> [Exercise requirements]: Carry none of the pictures over; write out the complete data exactly.

______________________________

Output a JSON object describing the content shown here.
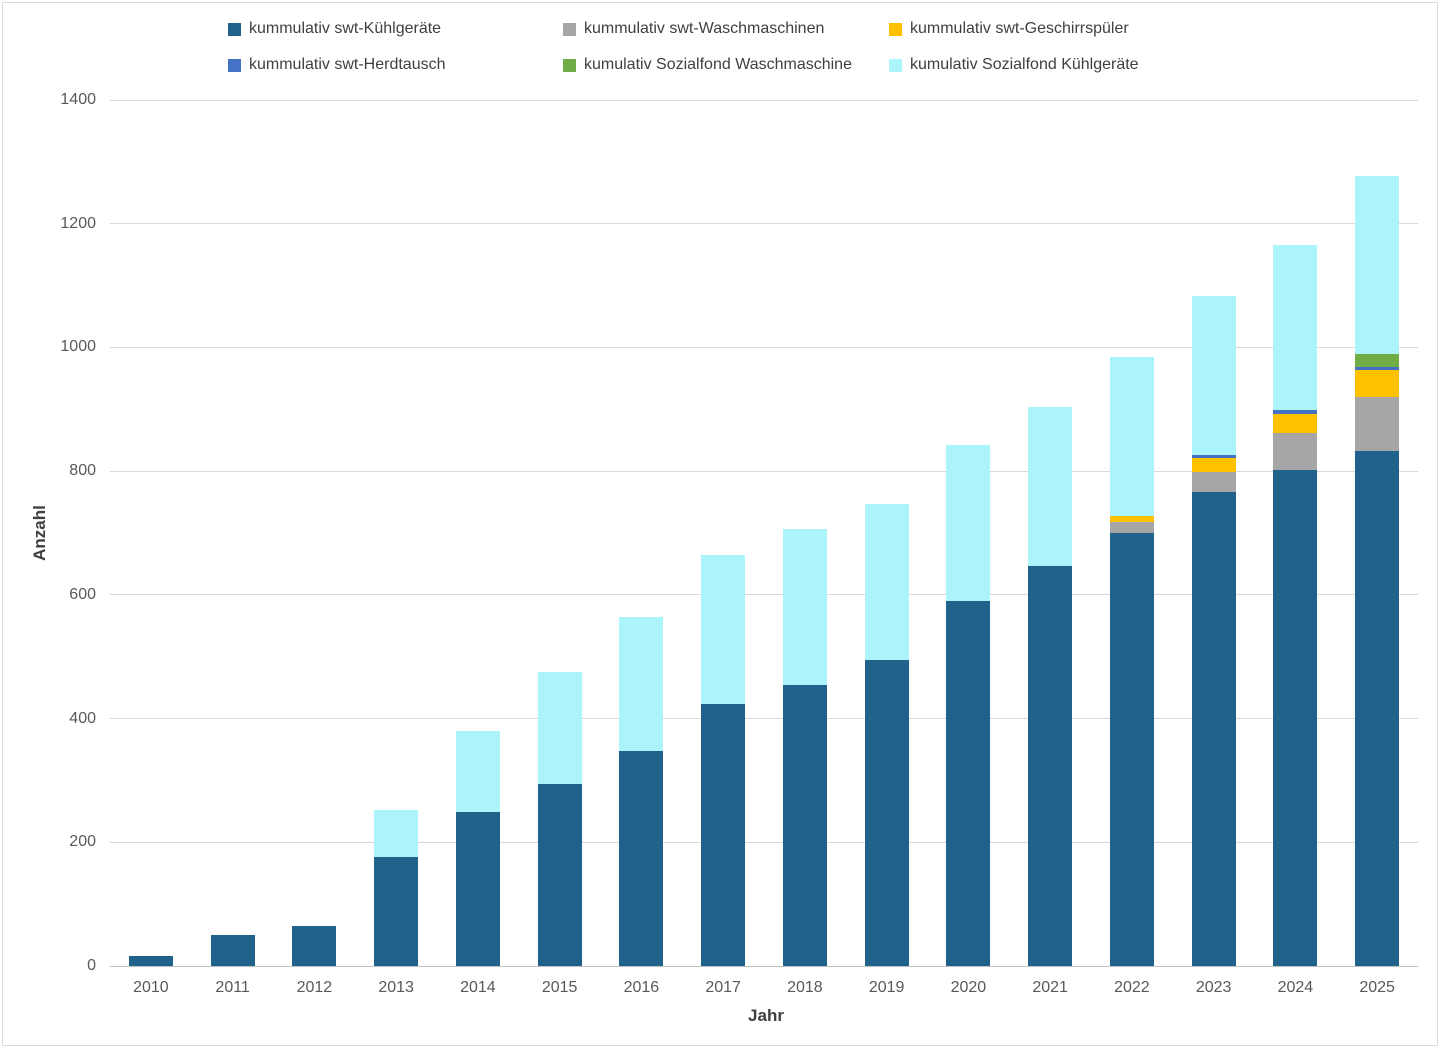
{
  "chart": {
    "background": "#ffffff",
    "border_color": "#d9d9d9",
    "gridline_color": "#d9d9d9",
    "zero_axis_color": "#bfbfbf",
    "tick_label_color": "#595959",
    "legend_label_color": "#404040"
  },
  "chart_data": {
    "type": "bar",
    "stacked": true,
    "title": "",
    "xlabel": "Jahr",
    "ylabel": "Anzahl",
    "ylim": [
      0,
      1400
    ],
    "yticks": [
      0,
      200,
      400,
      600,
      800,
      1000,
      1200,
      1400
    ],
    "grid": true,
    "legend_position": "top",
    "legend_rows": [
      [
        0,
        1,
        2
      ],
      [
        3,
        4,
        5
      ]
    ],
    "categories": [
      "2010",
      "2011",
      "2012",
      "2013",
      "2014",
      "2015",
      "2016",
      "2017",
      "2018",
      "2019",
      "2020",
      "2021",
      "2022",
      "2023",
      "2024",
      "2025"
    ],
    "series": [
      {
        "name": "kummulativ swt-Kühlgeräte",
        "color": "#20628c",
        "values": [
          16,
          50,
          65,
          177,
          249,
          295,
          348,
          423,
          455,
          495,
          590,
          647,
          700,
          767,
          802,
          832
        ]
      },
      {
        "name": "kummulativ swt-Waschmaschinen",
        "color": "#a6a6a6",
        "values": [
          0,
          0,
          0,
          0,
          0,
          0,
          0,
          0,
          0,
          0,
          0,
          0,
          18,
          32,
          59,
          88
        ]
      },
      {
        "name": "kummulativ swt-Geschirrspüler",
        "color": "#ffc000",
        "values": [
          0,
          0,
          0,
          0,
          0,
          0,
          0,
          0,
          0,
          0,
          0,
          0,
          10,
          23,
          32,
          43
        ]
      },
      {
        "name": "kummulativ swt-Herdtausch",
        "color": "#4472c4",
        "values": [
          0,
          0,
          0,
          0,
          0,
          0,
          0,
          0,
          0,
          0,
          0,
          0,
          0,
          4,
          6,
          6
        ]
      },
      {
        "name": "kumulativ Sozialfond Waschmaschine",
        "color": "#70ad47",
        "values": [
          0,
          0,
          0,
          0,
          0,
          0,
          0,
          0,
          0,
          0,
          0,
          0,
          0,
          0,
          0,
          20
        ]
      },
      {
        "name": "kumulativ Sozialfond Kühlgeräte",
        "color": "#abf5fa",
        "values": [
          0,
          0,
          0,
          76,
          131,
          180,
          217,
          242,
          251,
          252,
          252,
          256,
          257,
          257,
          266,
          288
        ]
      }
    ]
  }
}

______________________________

> [In response]:
Output a JSON object describing the content shown here.
{
  "chart": {
    "background": "#ffffff",
    "border_color": "#d9d9d9",
    "gridline_color": "#d9d9d9",
    "zero_axis_color": "#bfbfbf",
    "tick_label_color": "#595959",
    "legend_label_color": "#404040"
  },
  "chart_data": {
    "type": "bar",
    "stacked": true,
    "title": "",
    "xlabel": "Jahr",
    "ylabel": "Anzahl",
    "ylim": [
      0,
      1400
    ],
    "yticks": [
      0,
      200,
      400,
      600,
      800,
      1000,
      1200,
      1400
    ],
    "grid": true,
    "legend_position": "top",
    "legend_rows": [
      [
        0,
        1,
        2
      ],
      [
        3,
        4,
        5
      ]
    ],
    "categories": [
      "2010",
      "2011",
      "2012",
      "2013",
      "2014",
      "2015",
      "2016",
      "2017",
      "2018",
      "2019",
      "2020",
      "2021",
      "2022",
      "2023",
      "2024",
      "2025"
    ],
    "series": [
      {
        "name": "kummulativ swt-Kühlgeräte",
        "color": "#20628c",
        "values": [
          16,
          50,
          65,
          177,
          249,
          295,
          348,
          423,
          455,
          495,
          590,
          647,
          700,
          767,
          802,
          832
        ]
      },
      {
        "name": "kummulativ swt-Waschmaschinen",
        "color": "#a6a6a6",
        "values": [
          0,
          0,
          0,
          0,
          0,
          0,
          0,
          0,
          0,
          0,
          0,
          0,
          18,
          32,
          59,
          88
        ]
      },
      {
        "name": "kummulativ swt-Geschirrspüler",
        "color": "#ffc000",
        "values": [
          0,
          0,
          0,
          0,
          0,
          0,
          0,
          0,
          0,
          0,
          0,
          0,
          10,
          23,
          32,
          43
        ]
      },
      {
        "name": "kummulativ swt-Herdtausch",
        "color": "#4472c4",
        "values": [
          0,
          0,
          0,
          0,
          0,
          0,
          0,
          0,
          0,
          0,
          0,
          0,
          0,
          4,
          6,
          6
        ]
      },
      {
        "name": "kumulativ Sozialfond Waschmaschine",
        "color": "#70ad47",
        "values": [
          0,
          0,
          0,
          0,
          0,
          0,
          0,
          0,
          0,
          0,
          0,
          0,
          0,
          0,
          0,
          20
        ]
      },
      {
        "name": "kumulativ Sozialfond Kühlgeräte",
        "color": "#abf5fa",
        "values": [
          0,
          0,
          0,
          76,
          131,
          180,
          217,
          242,
          251,
          252,
          252,
          256,
          257,
          257,
          266,
          288
        ]
      }
    ]
  }
}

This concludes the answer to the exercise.